:: DATA PROVIDED
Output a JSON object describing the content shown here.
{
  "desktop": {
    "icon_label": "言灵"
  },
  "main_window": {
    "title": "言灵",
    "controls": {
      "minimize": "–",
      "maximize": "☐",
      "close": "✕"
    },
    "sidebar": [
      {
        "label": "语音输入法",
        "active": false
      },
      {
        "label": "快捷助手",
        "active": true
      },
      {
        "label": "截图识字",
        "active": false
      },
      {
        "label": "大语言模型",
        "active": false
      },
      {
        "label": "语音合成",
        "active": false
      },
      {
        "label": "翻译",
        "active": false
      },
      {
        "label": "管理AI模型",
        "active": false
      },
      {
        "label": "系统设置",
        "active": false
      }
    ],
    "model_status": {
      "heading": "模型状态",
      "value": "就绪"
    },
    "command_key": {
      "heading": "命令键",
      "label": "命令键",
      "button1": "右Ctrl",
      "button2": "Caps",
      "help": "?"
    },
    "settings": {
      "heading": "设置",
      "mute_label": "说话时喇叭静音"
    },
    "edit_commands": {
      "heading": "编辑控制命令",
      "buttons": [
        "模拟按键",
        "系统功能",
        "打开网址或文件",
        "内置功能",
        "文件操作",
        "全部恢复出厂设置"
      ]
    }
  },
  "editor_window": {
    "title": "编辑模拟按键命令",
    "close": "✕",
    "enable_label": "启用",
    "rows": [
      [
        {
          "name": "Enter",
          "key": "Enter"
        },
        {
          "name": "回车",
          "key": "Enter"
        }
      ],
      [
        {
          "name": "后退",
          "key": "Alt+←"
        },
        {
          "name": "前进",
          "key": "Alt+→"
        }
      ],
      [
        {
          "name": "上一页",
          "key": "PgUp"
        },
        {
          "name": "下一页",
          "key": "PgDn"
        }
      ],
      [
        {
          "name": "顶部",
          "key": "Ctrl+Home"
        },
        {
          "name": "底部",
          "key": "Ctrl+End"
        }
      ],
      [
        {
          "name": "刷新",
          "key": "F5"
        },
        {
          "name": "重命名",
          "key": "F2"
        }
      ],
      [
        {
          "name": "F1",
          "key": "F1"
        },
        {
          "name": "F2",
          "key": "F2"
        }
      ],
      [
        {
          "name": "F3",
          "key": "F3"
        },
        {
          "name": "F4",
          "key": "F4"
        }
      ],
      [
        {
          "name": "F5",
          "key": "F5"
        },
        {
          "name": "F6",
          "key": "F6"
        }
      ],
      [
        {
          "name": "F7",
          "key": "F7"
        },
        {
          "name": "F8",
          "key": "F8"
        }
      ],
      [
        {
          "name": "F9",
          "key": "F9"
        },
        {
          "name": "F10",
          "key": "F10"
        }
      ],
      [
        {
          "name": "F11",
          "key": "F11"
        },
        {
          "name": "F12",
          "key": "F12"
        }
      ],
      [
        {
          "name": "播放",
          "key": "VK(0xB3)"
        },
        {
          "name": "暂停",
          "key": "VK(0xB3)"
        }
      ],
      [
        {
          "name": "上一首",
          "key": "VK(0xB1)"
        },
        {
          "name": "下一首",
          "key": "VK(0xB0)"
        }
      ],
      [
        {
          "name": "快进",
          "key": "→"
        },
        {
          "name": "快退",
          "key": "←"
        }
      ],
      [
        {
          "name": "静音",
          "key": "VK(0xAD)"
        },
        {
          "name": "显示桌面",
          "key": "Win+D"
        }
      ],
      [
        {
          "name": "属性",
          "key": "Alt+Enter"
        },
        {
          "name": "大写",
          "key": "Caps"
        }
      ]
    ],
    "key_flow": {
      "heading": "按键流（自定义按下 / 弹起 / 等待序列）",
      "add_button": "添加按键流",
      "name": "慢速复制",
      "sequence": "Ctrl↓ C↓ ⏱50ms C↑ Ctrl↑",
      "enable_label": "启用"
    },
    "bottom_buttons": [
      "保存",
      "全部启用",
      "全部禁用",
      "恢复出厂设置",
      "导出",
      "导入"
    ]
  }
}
::::
▸ **STATED TASK**
Restate all of the entries exactly, please.

▸ **ANSWER TO THIS TASK**
Output a JSON object describing the content shown here.
{
  "desktop": {
    "icon_label": "言灵"
  },
  "main_window": {
    "title": "言灵",
    "controls": {
      "minimize": "–",
      "maximize": "☐",
      "close": "✕"
    },
    "sidebar": [
      {
        "label": "语音输入法",
        "active": false
      },
      {
        "label": "快捷助手",
        "active": true
      },
      {
        "label": "截图识字",
        "active": false
      },
      {
        "label": "大语言模型",
        "active": false
      },
      {
        "label": "语音合成",
        "active": false
      },
      {
        "label": "翻译",
        "active": false
      },
      {
        "label": "管理AI模型",
        "active": false
      },
      {
        "label": "系统设置",
        "active": false
      }
    ],
    "model_status": {
      "heading": "模型状态",
      "value": "就绪"
    },
    "command_key": {
      "heading": "命令键",
      "label": "命令键",
      "button1": "右Ctrl",
      "button2": "Caps",
      "help": "?"
    },
    "settings": {
      "heading": "设置",
      "mute_label": "说话时喇叭静音"
    },
    "edit_commands": {
      "heading": "编辑控制命令",
      "buttons": [
        "模拟按键",
        "系统功能",
        "打开网址或文件",
        "内置功能",
        "文件操作",
        "全部恢复出厂设置"
      ]
    }
  },
  "editor_window": {
    "title": "编辑模拟按键命令",
    "close": "✕",
    "enable_label": "启用",
    "rows": [
      [
        {
          "name": "Enter",
          "key": "Enter"
        },
        {
          "name": "回车",
          "key": "Enter"
        }
      ],
      [
        {
          "name": "后退",
          "key": "Alt+←"
        },
        {
          "name": "前进",
          "key": "Alt+→"
        }
      ],
      [
        {
          "name": "上一页",
          "key": "PgUp"
        },
        {
          "name": "下一页",
          "key": "PgDn"
        }
      ],
      [
        {
          "name": "顶部",
          "key": "Ctrl+Home"
        },
        {
          "name": "底部",
          "key": "Ctrl+End"
        }
      ],
      [
        {
          "name": "刷新",
          "key": "F5"
        },
        {
          "name": "重命名",
          "key": "F2"
        }
      ],
      [
        {
          "name": "F1",
          "key": "F1"
        },
        {
          "name": "F2",
          "key": "F2"
        }
      ],
      [
        {
          "name": "F3",
          "key": "F3"
        },
        {
          "name": "F4",
          "key": "F4"
        }
      ],
      [
        {
          "name": "F5",
          "key": "F5"
        },
        {
          "name": "F6",
          "key": "F6"
        }
      ],
      [
        {
          "name": "F7",
          "key": "F7"
        },
        {
          "name": "F8",
          "key": "F8"
        }
      ],
      [
        {
          "name": "F9",
          "key": "F9"
        },
        {
          "name": "F10",
          "key": "F10"
        }
      ],
      [
        {
          "name": "F11",
          "key": "F11"
        },
        {
          "name": "F12",
          "key": "F12"
        }
      ],
      [
        {
          "name": "播放",
          "key": "VK(0xB3)"
        },
        {
          "name": "暂停",
          "key": "VK(0xB3)"
        }
      ],
      [
        {
          "name": "上一首",
          "key": "VK(0xB1)"
        },
        {
          "name": "下一首",
          "key": "VK(0xB0)"
        }
      ],
      [
        {
          "name": "快进",
          "key": "→"
        },
        {
          "name": "快退",
          "key": "←"
        }
      ],
      [
        {
          "name": "静音",
          "key": "VK(0xAD)"
        },
        {
          "name": "显示桌面",
          "key": "Win+D"
        }
      ],
      [
        {
          "name": "属性",
          "key": "Alt+Enter"
        },
        {
          "name": "大写",
          "key": "Caps"
        }
      ]
    ],
    "key_flow": {
      "heading": "按键流（自定义按下 / 弹起 / 等待序列）",
      "add_button": "添加按键流",
      "name": "慢速复制",
      "sequence": "Ctrl↓ C↓ ⏱50ms C↑ Ctrl↑",
      "enable_label": "启用"
    },
    "bottom_buttons": [
      "保存",
      "全部启用",
      "全部禁用",
      "恢复出厂设置",
      "导出",
      "导入"
    ]
  }
}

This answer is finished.